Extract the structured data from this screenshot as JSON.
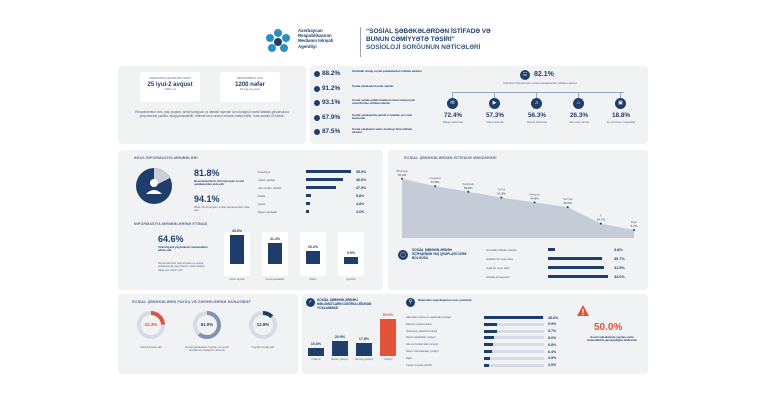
{
  "header": {
    "agency_line1": "Azərbaycan",
    "agency_line2": "Respublikasının",
    "agency_line3": "Medianın İnkişafı",
    "agency_line4": "Agentliyi",
    "title_line1": "“SOSİAL ŞƏBƏKƏLƏRDƏN İSTİFADƏ VƏ",
    "title_line2": "BUNUN CƏMİYYƏTƏ TƏSİRİ”",
    "title_line3": "SOSİOLOJİ SORĞUNUN NƏTİCƏLƏRİ"
  },
  "survey_info": {
    "period_label": "SORĞUNUN KEÇİRİLMƏ TARİXİ",
    "period_value": "25 iyul-2 avqust",
    "period_year": "2025-ci il",
    "respondents_label": "RESPONDENT SAYI",
    "respondents_value": "1200 nəfər",
    "respondents_note": "18 yaş və yuxarı",
    "description": "Respondentlər cins, yaş qrupları, təhsil səviyyəsi və iqtisadi rayonlar üzrə bölgüsü rəsmi statistik göstəricilərə proporsional şəkildə müəyyənləşdirilib, ehtimal üzrə seçmə metodu tətbiq edilib. Xəta əmsalı ±3 faizdir."
  },
  "usage_stats": [
    {
      "value": "88.2%",
      "text": "Gündəlik olaraq sosial şəbəkələrdən istifadə edənlər"
    },
    {
      "value": "91.2%",
      "text": "Sosial şəbəkədə hesabı olanlar"
    },
    {
      "value": "93.1%",
      "text": "Sosial şəbəkə platformalarına daxil olmaq üçün smartfondan istifadə edənlər"
    },
    {
      "value": "67.9%",
      "text": "Sosial şəbəkələrdə gündə 2 saatdan çox vaxt keçirənlər"
    },
    {
      "value": "87.5%",
      "text": "Sosial şəbəkələri xəbər mənbəyi kimi istifadə edənlər"
    }
  ],
  "purpose": {
    "main_value": "82.1%",
    "main_text": "Xəbərləri izləmək üçün sosial şəbəkələrdən istifadə edənlər",
    "items": [
      {
        "value": "72.4%",
        "text": "Əlaqə saxlamaq",
        "icon": "chat-icon"
      },
      {
        "value": "57.3%",
        "text": "Video izləmək",
        "icon": "video-icon"
      },
      {
        "value": "56.3%",
        "text": "Musiqi dinləmək",
        "icon": "music-icon"
      },
      {
        "value": "26.3%",
        "text": "Alış-veriş etmək",
        "icon": "cart-icon"
      },
      {
        "value": "18.8%",
        "text": "İş və biznes məqsədilə",
        "icon": "briefcase-icon"
      }
    ]
  },
  "info_sources": {
    "title": "ƏSAS İNFORMASİYA MƏNBƏLƏRİ",
    "big_value": "81.8%",
    "big_text": "Respondentlərin informasiyanı sosial şəbəkələrdən əldə edir",
    "second_value": "94.1%",
    "second_text": "Əsas informasiyanı sosial şəbəkələrdən əldə edir",
    "rows": [
      {
        "label": "Televiziya",
        "value": 55.9,
        "text": "55.9%"
      },
      {
        "label": "Xəbər saytları",
        "value": 46.6,
        "text": "46.6%"
      },
      {
        "label": "Ailə üzvləri, dostlar",
        "value": 37.9,
        "text": "37.9%"
      },
      {
        "label": "Radio",
        "value": 5.8,
        "text": "5.8%"
      },
      {
        "label": "Qəzet",
        "value": 4.8,
        "text": "4.8%"
      },
      {
        "label": "Digər mənbələr",
        "value": 3.6,
        "text": "3.6%"
      }
    ]
  },
  "trust": {
    "title": "İNFORMASİYA MƏNBƏLƏRİNƏ ETİMAD",
    "big_value": "64.6%",
    "big_text": "Televiziyada yayımlanan məlumatlara etibar edir",
    "note": "Respondentlər televiziyada və sosial şəbəkələrdə yayımlanan məlumatlara daha çox etibar edir",
    "bars": [
      {
        "label": "Xəbər saytları",
        "value": 43.0,
        "text": "43.0%"
      },
      {
        "label": "Sosial şəbəkələr",
        "value": 31.4,
        "text": "31.4%"
      },
      {
        "label": "Radio",
        "value": 20.2,
        "text": "20.2%"
      },
      {
        "label": "Qəzetlər",
        "value": 9.9,
        "text": "9.9%"
      }
    ]
  },
  "activity": {
    "title": "SOSİAL ŞƏBƏKƏLƏRDƏN İSTİFADƏ MƏNZƏRƏSİ",
    "series": [
      {
        "label": "Whatsapp",
        "value": 78.2
      },
      {
        "label": "Instagram",
        "value": 67.8
      },
      {
        "label": "Facebook",
        "value": 59.8
      },
      {
        "label": "TikTok",
        "value": 51.5
      },
      {
        "label": "Telegram",
        "value": 44.8
      },
      {
        "label": "YouTube",
        "value": 38.0
      },
      {
        "label": "X",
        "value": 14.7
      },
      {
        "label": "Digər",
        "value": 5.7
      }
    ],
    "point_labels": [
      "78.2%",
      "67.8%",
      "59.8%",
      "51.5%",
      "44.8%",
      "38.0%",
      "14.7%",
      "5.7%"
    ]
  },
  "age_usage": {
    "title": "SOSİAL ŞƏBƏKƏLƏRDƏN İSTİFADƏNİN YAŞ QRUPLARI ÜZRƏ BÖLGÜSÜ",
    "rows": [
      {
        "label": "Gündəlik istifadə edənlər",
        "value": 3.8,
        "text": "3.8%"
      },
      {
        "label": "Həftədə bir neçə dəfə",
        "value": 30.7,
        "text": "30.7%"
      },
      {
        "label": "Ayda bir neçə dəfə",
        "value": 31.5,
        "text": "31.5%"
      },
      {
        "label": "İstifadə etməyənlər",
        "value": 34.0,
        "text": "34.0%"
      }
    ]
  },
  "benefit": {
    "title": "SOSİAL ŞƏBƏKƏLƏRİN FAYDA VƏ ZƏRƏRLƏRİNƏ MÜNASİBƏT",
    "donuts": [
      {
        "value": 24.3,
        "text": "24.3%",
        "label": "Zərərli hesab edir",
        "color": "#e0523a"
      },
      {
        "value": 61.0,
        "text": "61.0%",
        "label": "Sosial şəbəkələrin faydalı və zərərli tərəflərinin olduğunu düşünür",
        "color": "#7f93b3"
      },
      {
        "value": 12.9,
        "text": "12.9%",
        "label": "Faydalı hesab edir",
        "color": "#1e3d6b"
      }
    ]
  },
  "accuracy": {
    "title": "SOSİAL ŞƏBƏKƏLƏRDƏKİ MƏLUMATLARIN DOĞRULUĞUNUN YOXLANMASI",
    "bars": [
      {
        "label": "Yoxlamır",
        "value": 10.6,
        "text": "10.6%",
        "color": "#1e3d6b"
      },
      {
        "label": "Bəzən yoxlayır",
        "value": 20.9,
        "text": "20.9%",
        "color": "#1e3d6b"
      },
      {
        "label": "Həmişə yoxlayır",
        "value": 17.8,
        "text": "17.8%",
        "color": "#1e3d6b"
      },
      {
        "label": "Yoxlayır",
        "value": 50.6,
        "text": "50.6%",
        "color": "#e0523a"
      }
    ]
  },
  "verification": {
    "title": "Məlumatın doğruluğunun necə yoxlanılır",
    "rows": [
      {
        "label": "Alternativ mənbə və saytlardan yoxlayır",
        "value": 45.6,
        "text": "45.6%"
      },
      {
        "label": "Ekspert rəylərinə baxır",
        "value": 9.9,
        "text": "9.9%"
      },
      {
        "label": "Televiziya xəbərlərini izləyir",
        "value": 9.7,
        "text": "9.7%"
      },
      {
        "label": "Rəsmi saytlardan yoxlayır",
        "value": 8.0,
        "text": "8.0%"
      },
      {
        "label": "Ailə və dostlarından soruşur",
        "value": 6.8,
        "text": "6.8%"
      },
      {
        "label": "Rəsmi mənbələrdən yoxlayır",
        "value": 6.4,
        "text": "6.4%"
      },
      {
        "label": "Digər",
        "value": 4.9,
        "text": "4.9%"
      },
      {
        "label": "Cavab vermək çətindir",
        "value": 3.9,
        "text": "3.9%"
      }
    ]
  },
  "fake_news": {
    "value": "50.0%",
    "text": "Sosial şəbəkələrdə yayılan saxta məlumatlarla qarşılaşdığını bildirənlər"
  },
  "colors": {
    "navy": "#1e3d6b",
    "red": "#e0523a",
    "card": "#f1f2f4",
    "track": "#d7dce4"
  }
}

Requirement: Search the records for the word "İNFORMASİYA" and copy every line where it occurs.

Response:
    "title": "ƏSAS İNFORMASİYA MƏNBƏLƏRİ",
    "title": "İNFORMASİYA MƏNBƏLƏRİNƏ ETİMAD",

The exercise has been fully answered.